• **Instruction**:
Copy every line in which the string "JSON" occurs.

++++++++++++++++++++

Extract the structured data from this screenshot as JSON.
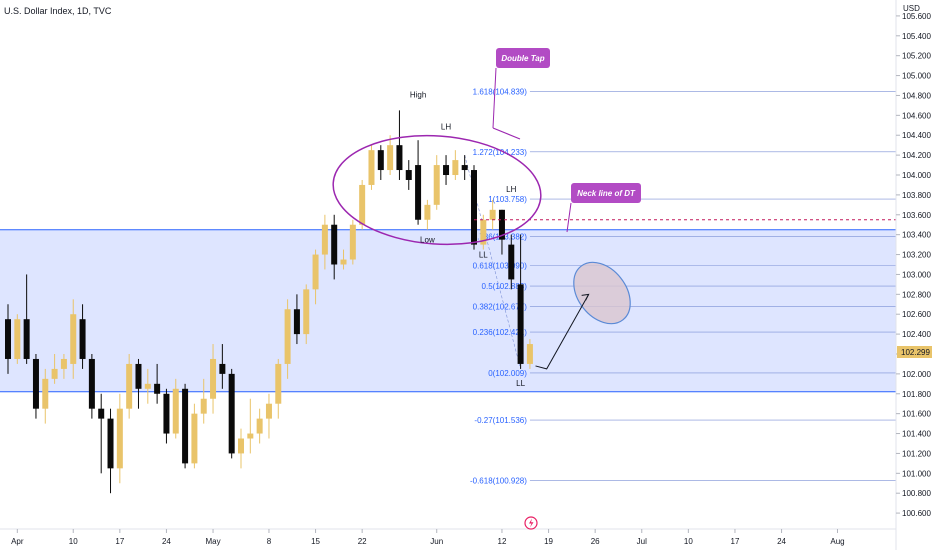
{
  "chart_data": {
    "type": "candlestick",
    "title": "U.S. Dollar Index, 1D, TVC",
    "currency": "USD",
    "last_price": "102.299",
    "y_ticks": [
      "105.600",
      "105.400",
      "105.200",
      "105.000",
      "104.800",
      "104.600",
      "104.400",
      "104.200",
      "104.000",
      "103.800",
      "103.600",
      "103.400",
      "103.200",
      "103.000",
      "102.800",
      "102.600",
      "102.400",
      "102.200",
      "102.000",
      "101.800",
      "101.600",
      "101.400",
      "101.200",
      "101.000",
      "100.800",
      "100.600"
    ],
    "ylim": [
      100.44,
      105.76
    ],
    "x_ticks": [
      {
        "label": "Apr",
        "bar": 1
      },
      {
        "label": "10",
        "bar": 7
      },
      {
        "label": "17",
        "bar": 12
      },
      {
        "label": "24",
        "bar": 17
      },
      {
        "label": "May",
        "bar": 22
      },
      {
        "label": "8",
        "bar": 28
      },
      {
        "label": "15",
        "bar": 33
      },
      {
        "label": "22",
        "bar": 38
      },
      {
        "label": "Jun",
        "bar": 46
      },
      {
        "label": "12",
        "bar": 53
      },
      {
        "label": "19",
        "bar": 58
      },
      {
        "label": "26",
        "bar": 63
      },
      {
        "label": "Jul",
        "bar": 68
      },
      {
        "label": "10",
        "bar": 73
      },
      {
        "label": "17",
        "bar": 78
      },
      {
        "label": "24",
        "bar": 83
      },
      {
        "label": "Aug",
        "bar": 89
      }
    ],
    "candles": [
      {
        "o": 102.55,
        "h": 102.7,
        "l": 102.0,
        "c": 102.15
      },
      {
        "o": 102.15,
        "h": 102.6,
        "l": 102.1,
        "c": 102.55
      },
      {
        "o": 102.55,
        "h": 103.0,
        "l": 102.1,
        "c": 102.15
      },
      {
        "o": 102.15,
        "h": 102.2,
        "l": 101.55,
        "c": 101.65
      },
      {
        "o": 101.65,
        "h": 102.05,
        "l": 101.5,
        "c": 101.95
      },
      {
        "o": 101.95,
        "h": 102.2,
        "l": 101.9,
        "c": 102.05
      },
      {
        "o": 102.05,
        "h": 102.2,
        "l": 101.95,
        "c": 102.15
      },
      {
        "o": 102.1,
        "h": 102.75,
        "l": 101.95,
        "c": 102.6
      },
      {
        "o": 102.55,
        "h": 102.7,
        "l": 102.05,
        "c": 102.15
      },
      {
        "o": 102.15,
        "h": 102.2,
        "l": 101.55,
        "c": 101.65
      },
      {
        "o": 101.65,
        "h": 101.8,
        "l": 101.0,
        "c": 101.55
      },
      {
        "o": 101.55,
        "h": 101.65,
        "l": 100.8,
        "c": 101.05
      },
      {
        "o": 101.05,
        "h": 101.8,
        "l": 100.9,
        "c": 101.65
      },
      {
        "o": 101.65,
        "h": 102.2,
        "l": 101.55,
        "c": 102.1
      },
      {
        "o": 102.1,
        "h": 102.15,
        "l": 101.65,
        "c": 101.85
      },
      {
        "o": 101.85,
        "h": 102.05,
        "l": 101.7,
        "c": 101.9
      },
      {
        "o": 101.9,
        "h": 102.1,
        "l": 101.7,
        "c": 101.8
      },
      {
        "o": 101.8,
        "h": 101.85,
        "l": 101.3,
        "c": 101.4
      },
      {
        "o": 101.4,
        "h": 101.95,
        "l": 101.35,
        "c": 101.85
      },
      {
        "o": 101.85,
        "h": 101.9,
        "l": 101.05,
        "c": 101.1
      },
      {
        "o": 101.1,
        "h": 101.7,
        "l": 101.05,
        "c": 101.6
      },
      {
        "o": 101.6,
        "h": 101.95,
        "l": 101.5,
        "c": 101.75
      },
      {
        "o": 101.75,
        "h": 102.3,
        "l": 101.6,
        "c": 102.15
      },
      {
        "o": 102.1,
        "h": 102.3,
        "l": 101.85,
        "c": 102.0
      },
      {
        "o": 102.0,
        "h": 102.05,
        "l": 101.15,
        "c": 101.2
      },
      {
        "o": 101.2,
        "h": 101.45,
        "l": 101.05,
        "c": 101.35
      },
      {
        "o": 101.35,
        "h": 101.75,
        "l": 101.2,
        "c": 101.4
      },
      {
        "o": 101.4,
        "h": 101.65,
        "l": 101.3,
        "c": 101.55
      },
      {
        "o": 101.55,
        "h": 101.8,
        "l": 101.35,
        "c": 101.7
      },
      {
        "o": 101.7,
        "h": 102.15,
        "l": 101.55,
        "c": 102.1
      },
      {
        "o": 102.1,
        "h": 102.75,
        "l": 101.95,
        "c": 102.65
      },
      {
        "o": 102.65,
        "h": 102.8,
        "l": 102.3,
        "c": 102.4
      },
      {
        "o": 102.4,
        "h": 102.9,
        "l": 102.3,
        "c": 102.85
      },
      {
        "o": 102.85,
        "h": 103.25,
        "l": 102.7,
        "c": 103.2
      },
      {
        "o": 103.2,
        "h": 103.6,
        "l": 103.05,
        "c": 103.5
      },
      {
        "o": 103.5,
        "h": 103.6,
        "l": 102.95,
        "c": 103.1
      },
      {
        "o": 103.1,
        "h": 103.25,
        "l": 103.05,
        "c": 103.15
      },
      {
        "o": 103.15,
        "h": 103.55,
        "l": 103.1,
        "c": 103.5
      },
      {
        "o": 103.5,
        "h": 103.95,
        "l": 103.45,
        "c": 103.9
      },
      {
        "o": 103.9,
        "h": 104.3,
        "l": 103.85,
        "c": 104.25
      },
      {
        "o": 104.25,
        "h": 104.3,
        "l": 103.95,
        "c": 104.05
      },
      {
        "o": 104.05,
        "h": 104.4,
        "l": 104.0,
        "c": 104.3
      },
      {
        "o": 104.3,
        "h": 104.65,
        "l": 103.95,
        "c": 104.05
      },
      {
        "o": 104.05,
        "h": 104.15,
        "l": 103.85,
        "c": 103.95
      },
      {
        "o": 104.1,
        "h": 104.35,
        "l": 103.5,
        "c": 103.55
      },
      {
        "o": 103.55,
        "h": 103.75,
        "l": 103.45,
        "c": 103.7
      },
      {
        "o": 103.7,
        "h": 104.2,
        "l": 103.65,
        "c": 104.1
      },
      {
        "o": 104.1,
        "h": 104.2,
        "l": 103.9,
        "c": 104.0
      },
      {
        "o": 104.0,
        "h": 104.25,
        "l": 103.95,
        "c": 104.15
      },
      {
        "o": 104.1,
        "h": 104.2,
        "l": 103.95,
        "c": 104.05
      },
      {
        "o": 104.05,
        "h": 104.1,
        "l": 103.25,
        "c": 103.3
      },
      {
        "o": 103.3,
        "h": 103.6,
        "l": 103.25,
        "c": 103.55
      },
      {
        "o": 103.55,
        "h": 103.75,
        "l": 103.45,
        "c": 103.65
      },
      {
        "o": 103.65,
        "h": 103.65,
        "l": 103.2,
        "c": 103.35
      },
      {
        "o": 103.3,
        "h": 103.4,
        "l": 102.85,
        "c": 102.95
      },
      {
        "o": 102.9,
        "h": 103.4,
        "l": 102.05,
        "c": 102.1
      },
      {
        "o": 102.1,
        "h": 102.35,
        "l": 102.05,
        "c": 102.3
      }
    ],
    "fib_levels": [
      {
        "label": "1.618(104.839)",
        "value": 104.839
      },
      {
        "label": "1.272(104.233)",
        "value": 104.233
      },
      {
        "label": "1(103.758)",
        "value": 103.758
      },
      {
        "label": "0.786(103.382)",
        "value": 103.382
      },
      {
        "label": "0.618(103.090)",
        "value": 103.09
      },
      {
        "label": "0.5(102.883)",
        "value": 102.883
      },
      {
        "label": "0.382(102.677)",
        "value": 102.677
      },
      {
        "label": "0.236(102.421)",
        "value": 102.421
      },
      {
        "label": "0(102.009)",
        "value": 102.009
      },
      {
        "label": "-0.27(101.536)",
        "value": 101.536
      },
      {
        "label": "-0.618(100.928)",
        "value": 100.928
      }
    ],
    "zone": {
      "top": 103.45,
      "bottom": 101.82
    },
    "neckline": 103.55,
    "annotations": [
      {
        "text": "High",
        "bar": 44,
        "price": 104.78
      },
      {
        "text": "LH",
        "bar": 47,
        "price": 104.46
      },
      {
        "text": "LH",
        "bar": 54,
        "price": 103.83
      },
      {
        "text": "Low",
        "bar": 45,
        "price": 103.32
      },
      {
        "text": "LL",
        "bar": 51,
        "price": 103.17
      },
      {
        "text": "LL",
        "bar": 55,
        "price": 101.88
      }
    ],
    "callouts": {
      "double_top": "Double Tap",
      "neckline": "Neck line of DT"
    },
    "projection": [
      {
        "bar": 56.6,
        "price": 102.08
      },
      {
        "bar": 57.8,
        "price": 102.05
      },
      {
        "bar": 62.3,
        "price": 102.8
      }
    ]
  }
}
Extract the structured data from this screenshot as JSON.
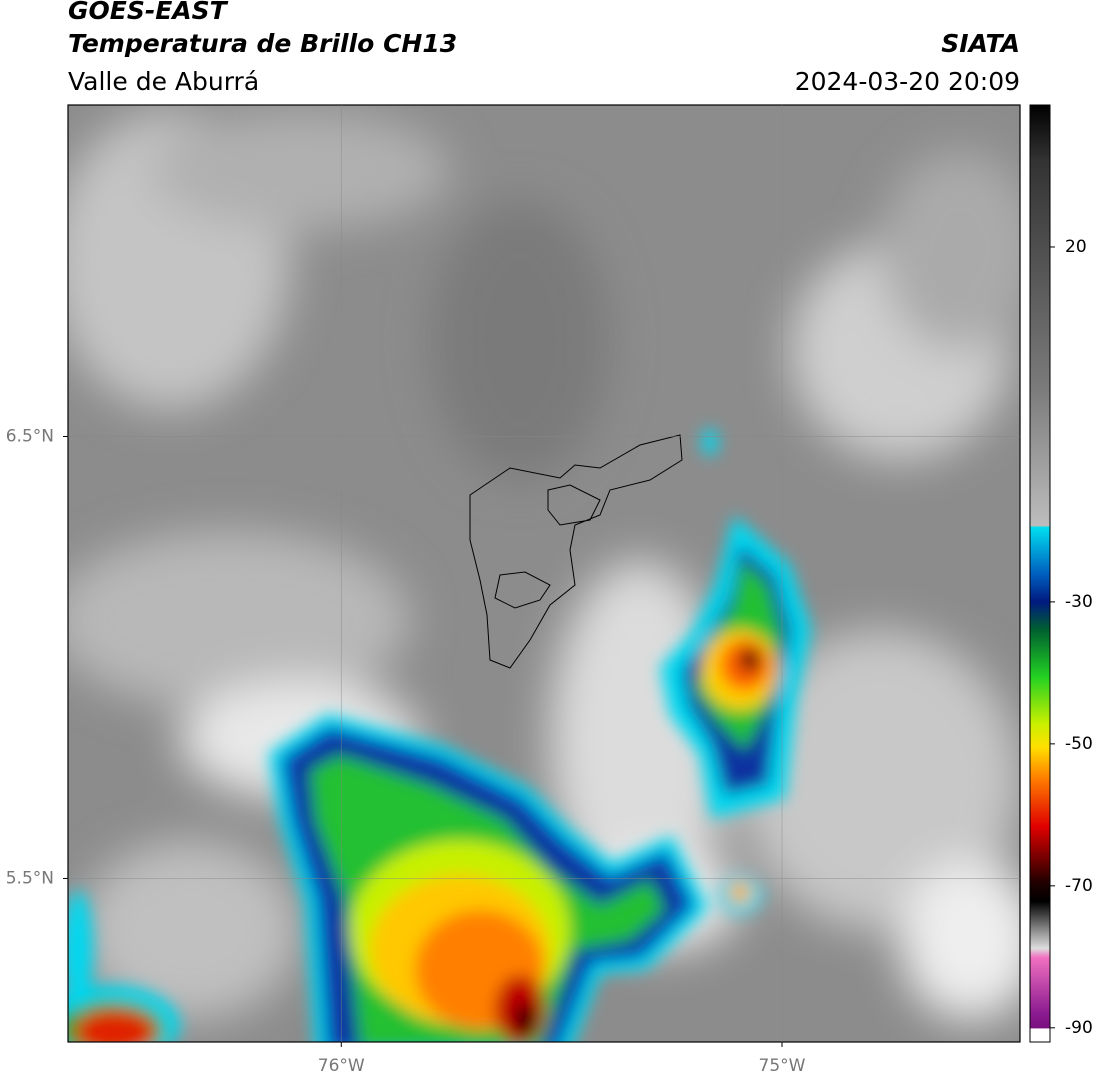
{
  "header": {
    "title": "GOES-EAST",
    "subtitle": "Temperatura de Brillo CH13",
    "region": "Valle de Aburrá",
    "source": "SIATA",
    "datetime": "2024-03-20 20:09"
  },
  "map": {
    "xlim": [
      -76.62,
      -74.46
    ],
    "ylim": [
      5.13,
      7.25
    ],
    "xticks": [
      {
        "value": -76,
        "label": "76°W"
      },
      {
        "value": -75,
        "label": "75°W"
      }
    ],
    "yticks": [
      {
        "value": 6.5,
        "label": "6.5°N"
      },
      {
        "value": 5.5,
        "label": "5.5°N"
      }
    ],
    "grid": true
  },
  "colorbar": {
    "ylim": [
      -92,
      40
    ],
    "yticks": [
      20,
      -30,
      -50,
      -70,
      -90
    ]
  }
}
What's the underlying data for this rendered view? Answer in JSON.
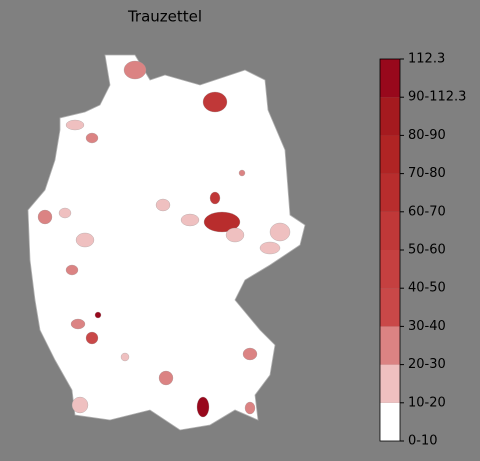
{
  "chart_data": {
    "type": "choropleth",
    "title": "Trauzettel",
    "regions": {
      "values": [
        25,
        55,
        15,
        25,
        15,
        15,
        60,
        15,
        15,
        15,
        55,
        25,
        15,
        15,
        25,
        25,
        100,
        30,
        15,
        25,
        25,
        100,
        15,
        25,
        25
      ]
    },
    "colorbar": {
      "boundaries": [
        0,
        10,
        20,
        30,
        40,
        50,
        60,
        70,
        80,
        90,
        112.3
      ],
      "colors": [
        "#ffffff",
        "#efc0c0",
        "#db8383",
        "#c94848",
        "#c54040",
        "#c03838",
        "#b82d2d",
        "#b02424",
        "#a51a1f",
        "#98081c"
      ],
      "ticks": [
        {
          "value": 0,
          "label": "0-10"
        },
        {
          "value": 10,
          "label": "10-20"
        },
        {
          "value": 20,
          "label": "20-30"
        },
        {
          "value": 30,
          "label": "30-40"
        },
        {
          "value": 40,
          "label": "40-50"
        },
        {
          "value": 50,
          "label": "50-60"
        },
        {
          "value": 60,
          "label": "60-70"
        },
        {
          "value": 70,
          "label": "70-80"
        },
        {
          "value": 80,
          "label": "80-90"
        },
        {
          "value": 90,
          "label": "90-112.3"
        },
        112.3
      ]
    }
  }
}
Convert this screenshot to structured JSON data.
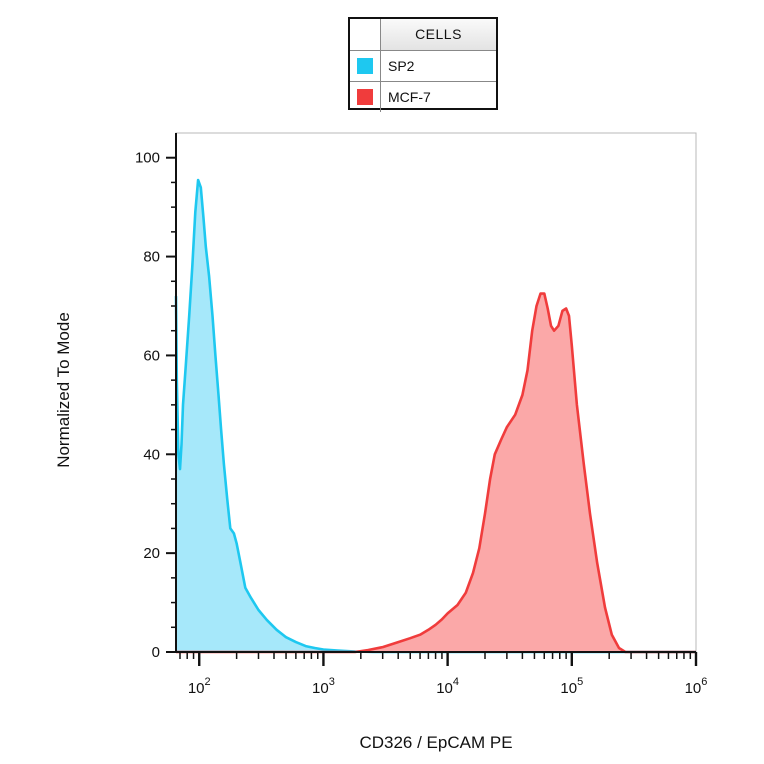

++++++++++++++++++++

• **Output below**:
Extract the structured data from this screenshot as JSON.
Extract the structured data from this screenshot as JSON.
What's the underlying data for this rendered view? Answer in JSON.
Convert this screenshot to structured JSON data.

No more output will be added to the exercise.